■ WORK TO BE COMPLETED
Return all lines that include the string "color".
────────────────────
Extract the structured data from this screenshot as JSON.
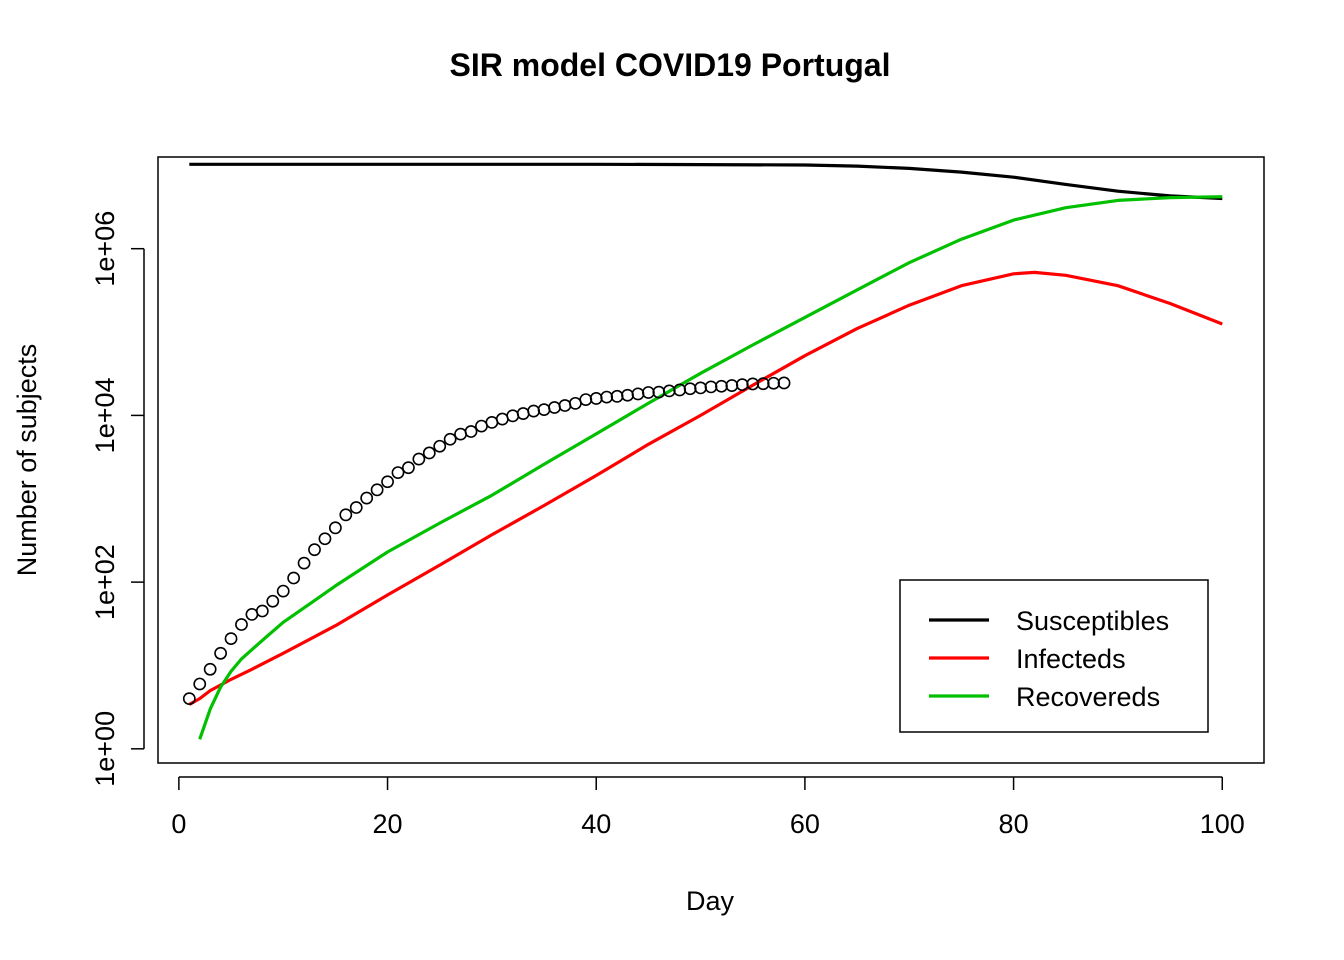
{
  "chart_data": {
    "type": "line",
    "title": "SIR model COVID19 Portugal",
    "xlabel": "Day",
    "ylabel": "Number of subjects",
    "xlim": [
      -2,
      104
    ],
    "ylim_log10": [
      -0.17,
      7.1
    ],
    "y_scale": "log",
    "x_ticks": [
      0,
      20,
      40,
      60,
      80,
      100
    ],
    "y_ticks": [
      {
        "value": 1,
        "label": "1e+00"
      },
      {
        "value": 100,
        "label": "1e+02"
      },
      {
        "value": 10000,
        "label": "1e+04"
      },
      {
        "value": 1000000,
        "label": "1e+06"
      }
    ],
    "grid": false,
    "legend": {
      "position": "bottom-right",
      "entries": [
        {
          "label": "Susceptibles",
          "color": "#000000"
        },
        {
          "label": "Infecteds",
          "color": "#ff0000"
        },
        {
          "label": "Recovereds",
          "color": "#00c000"
        }
      ]
    },
    "series": [
      {
        "name": "Susceptibles",
        "color": "#000000",
        "points": [
          [
            1,
            10280000
          ],
          [
            20,
            10280000
          ],
          [
            40,
            10280000
          ],
          [
            50,
            10200000
          ],
          [
            60,
            10100000
          ],
          [
            65,
            9800000
          ],
          [
            70,
            9200000
          ],
          [
            75,
            8300000
          ],
          [
            80,
            7200000
          ],
          [
            85,
            5900000
          ],
          [
            90,
            4900000
          ],
          [
            95,
            4300000
          ],
          [
            100,
            4000000
          ]
        ]
      },
      {
        "name": "Infecteds",
        "color": "#ff0000",
        "points": [
          [
            1,
            3.4
          ],
          [
            2,
            4
          ],
          [
            3,
            5
          ],
          [
            5,
            6.8
          ],
          [
            7,
            9
          ],
          [
            10,
            14
          ],
          [
            15,
            30
          ],
          [
            20,
            70
          ],
          [
            25,
            160
          ],
          [
            30,
            370
          ],
          [
            35,
            830
          ],
          [
            40,
            1900
          ],
          [
            45,
            4500
          ],
          [
            50,
            10000
          ],
          [
            55,
            23000
          ],
          [
            60,
            52000
          ],
          [
            65,
            110000
          ],
          [
            70,
            210000
          ],
          [
            75,
            360000
          ],
          [
            80,
            500000
          ],
          [
            82,
            520000
          ],
          [
            85,
            480000
          ],
          [
            90,
            360000
          ],
          [
            95,
            220000
          ],
          [
            100,
            125000
          ]
        ]
      },
      {
        "name": "Recovereds",
        "color": "#00c000",
        "points": [
          [
            2,
            1.3
          ],
          [
            3,
            3
          ],
          [
            4,
            5.5
          ],
          [
            5,
            8.5
          ],
          [
            6,
            12
          ],
          [
            8,
            20
          ],
          [
            10,
            33
          ],
          [
            13,
            60
          ],
          [
            15,
            90
          ],
          [
            20,
            230
          ],
          [
            25,
            510
          ],
          [
            30,
            1100
          ],
          [
            35,
            2600
          ],
          [
            40,
            6000
          ],
          [
            45,
            14000
          ],
          [
            50,
            32000
          ],
          [
            55,
            70000
          ],
          [
            60,
            150000
          ],
          [
            65,
            320000
          ],
          [
            70,
            680000
          ],
          [
            75,
            1300000
          ],
          [
            80,
            2200000
          ],
          [
            85,
            3100000
          ],
          [
            90,
            3800000
          ],
          [
            95,
            4100000
          ],
          [
            100,
            4200000
          ]
        ]
      },
      {
        "name": "",
        "type": "scatter",
        "color": "#000000",
        "points": [
          [
            1,
            4
          ],
          [
            2,
            6
          ],
          [
            3,
            9
          ],
          [
            4,
            14
          ],
          [
            5,
            21
          ],
          [
            6,
            31
          ],
          [
            7,
            41
          ],
          [
            8,
            45
          ],
          [
            9,
            59
          ],
          [
            10,
            78
          ],
          [
            11,
            112
          ],
          [
            12,
            169
          ],
          [
            13,
            245
          ],
          [
            14,
            331
          ],
          [
            15,
            448
          ],
          [
            16,
            642
          ],
          [
            17,
            785
          ],
          [
            18,
            1020
          ],
          [
            19,
            1280
          ],
          [
            20,
            1600
          ],
          [
            21,
            2060
          ],
          [
            22,
            2360
          ],
          [
            23,
            2995
          ],
          [
            24,
            3544
          ],
          [
            25,
            4268
          ],
          [
            26,
            5170
          ],
          [
            27,
            5962
          ],
          [
            28,
            6408
          ],
          [
            29,
            7443
          ],
          [
            30,
            8251
          ],
          [
            31,
            9034
          ],
          [
            32,
            9886
          ],
          [
            33,
            10524
          ],
          [
            34,
            11278
          ],
          [
            35,
            11730
          ],
          [
            36,
            12442
          ],
          [
            37,
            13141
          ],
          [
            38,
            13956
          ],
          [
            39,
            15472
          ],
          [
            40,
            15987
          ],
          [
            41,
            16585
          ],
          [
            42,
            16934
          ],
          [
            43,
            17448
          ],
          [
            44,
            18091
          ],
          [
            45,
            18841
          ],
          [
            46,
            19022
          ],
          [
            47,
            19685
          ],
          [
            48,
            20206
          ],
          [
            49,
            20863
          ],
          [
            50,
            21379
          ],
          [
            51,
            21982
          ],
          [
            52,
            22353
          ],
          [
            53,
            22797
          ],
          [
            54,
            23392
          ],
          [
            55,
            23864
          ],
          [
            56,
            24027
          ],
          [
            57,
            24322
          ],
          [
            58,
            24505
          ]
        ]
      }
    ]
  }
}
────────────────────
■ WRITTEN ANSWER
          "color": "#000000"
          "color": "#ff0000"
          "color": "#00c000"
        "color": "#000000",
        "color": "#ff0000",
        "color": "#00c000",
        "color": "#000000",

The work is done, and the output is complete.